● GOAL: Turn every line of the records below into a numbered list item, omitting any blank lines.

****************************************

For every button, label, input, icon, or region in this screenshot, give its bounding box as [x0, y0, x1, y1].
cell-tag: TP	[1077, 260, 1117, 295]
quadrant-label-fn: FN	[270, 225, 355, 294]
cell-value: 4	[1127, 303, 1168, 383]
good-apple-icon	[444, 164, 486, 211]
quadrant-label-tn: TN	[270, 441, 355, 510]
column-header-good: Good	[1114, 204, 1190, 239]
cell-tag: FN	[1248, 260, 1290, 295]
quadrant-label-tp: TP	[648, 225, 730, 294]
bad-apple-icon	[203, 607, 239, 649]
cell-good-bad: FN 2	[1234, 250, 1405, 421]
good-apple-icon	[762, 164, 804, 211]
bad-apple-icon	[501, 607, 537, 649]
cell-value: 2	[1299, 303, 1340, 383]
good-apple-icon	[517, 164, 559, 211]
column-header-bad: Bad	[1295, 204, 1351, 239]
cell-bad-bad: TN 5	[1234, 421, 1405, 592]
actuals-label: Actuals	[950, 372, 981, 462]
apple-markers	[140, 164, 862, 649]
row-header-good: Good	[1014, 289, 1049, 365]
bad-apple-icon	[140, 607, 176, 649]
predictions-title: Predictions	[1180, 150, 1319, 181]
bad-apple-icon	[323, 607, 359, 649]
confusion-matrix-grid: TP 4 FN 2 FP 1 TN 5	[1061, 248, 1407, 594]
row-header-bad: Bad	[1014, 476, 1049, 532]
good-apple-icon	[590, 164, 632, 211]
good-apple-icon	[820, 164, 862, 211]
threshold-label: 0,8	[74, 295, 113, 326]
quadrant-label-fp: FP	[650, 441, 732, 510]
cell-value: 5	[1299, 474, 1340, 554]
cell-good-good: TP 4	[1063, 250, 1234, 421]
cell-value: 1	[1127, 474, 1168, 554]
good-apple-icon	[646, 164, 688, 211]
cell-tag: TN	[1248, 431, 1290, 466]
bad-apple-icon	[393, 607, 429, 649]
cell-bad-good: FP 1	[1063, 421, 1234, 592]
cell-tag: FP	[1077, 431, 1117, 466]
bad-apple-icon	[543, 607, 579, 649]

****************************************

● RESULT FOR THIS TASK:
1. For every button, label, input, icon, or region in this screenshot, give its bounding box as [x0, y0, x1, y1].
2. cell-tag: TP	[1077, 260, 1117, 295]
3. quadrant-label-fn: FN	[270, 225, 355, 294]
4. cell-value: 4	[1127, 303, 1168, 383]
5. good-apple-icon	[444, 164, 486, 211]
6. quadrant-label-tn: TN	[270, 441, 355, 510]
7. column-header-good: Good	[1114, 204, 1190, 239]
8. cell-tag: FN	[1248, 260, 1290, 295]
9. quadrant-label-tp: TP	[648, 225, 730, 294]
10. bad-apple-icon	[203, 607, 239, 649]
11. cell-good-bad: FN 2	[1234, 250, 1405, 421]
12. good-apple-icon	[762, 164, 804, 211]
13. bad-apple-icon	[501, 607, 537, 649]
14. cell-value: 2	[1299, 303, 1340, 383]
15. good-apple-icon	[517, 164, 559, 211]
16. column-header-bad: Bad	[1295, 204, 1351, 239]
17. cell-bad-bad: TN 5	[1234, 421, 1405, 592]
18. actuals-label: Actuals	[950, 372, 981, 462]
19. apple-markers	[140, 164, 862, 649]
20. row-header-good: Good	[1014, 289, 1049, 365]
21. bad-apple-icon	[140, 607, 176, 649]
22. predictions-title: Predictions	[1180, 150, 1319, 181]
23. bad-apple-icon	[323, 607, 359, 649]
24. confusion-matrix-grid: TP 4 FN 2 FP 1 TN 5	[1061, 248, 1407, 594]
25. row-header-bad: Bad	[1014, 476, 1049, 532]
26. good-apple-icon	[590, 164, 632, 211]
27. good-apple-icon	[820, 164, 862, 211]
28. threshold-label: 0,8	[74, 295, 113, 326]
29. quadrant-label-fp: FP	[650, 441, 732, 510]
30. cell-value: 5	[1299, 474, 1340, 554]
31. cell-good-good: TP 4	[1063, 250, 1234, 421]
32. cell-value: 1	[1127, 474, 1168, 554]
33. good-apple-icon	[646, 164, 688, 211]
34. cell-tag: TN	[1248, 431, 1290, 466]
35. bad-apple-icon	[393, 607, 429, 649]
36. cell-bad-good: FP 1	[1063, 421, 1234, 592]
37. cell-tag: FP	[1077, 431, 1117, 466]
38. bad-apple-icon	[543, 607, 579, 649]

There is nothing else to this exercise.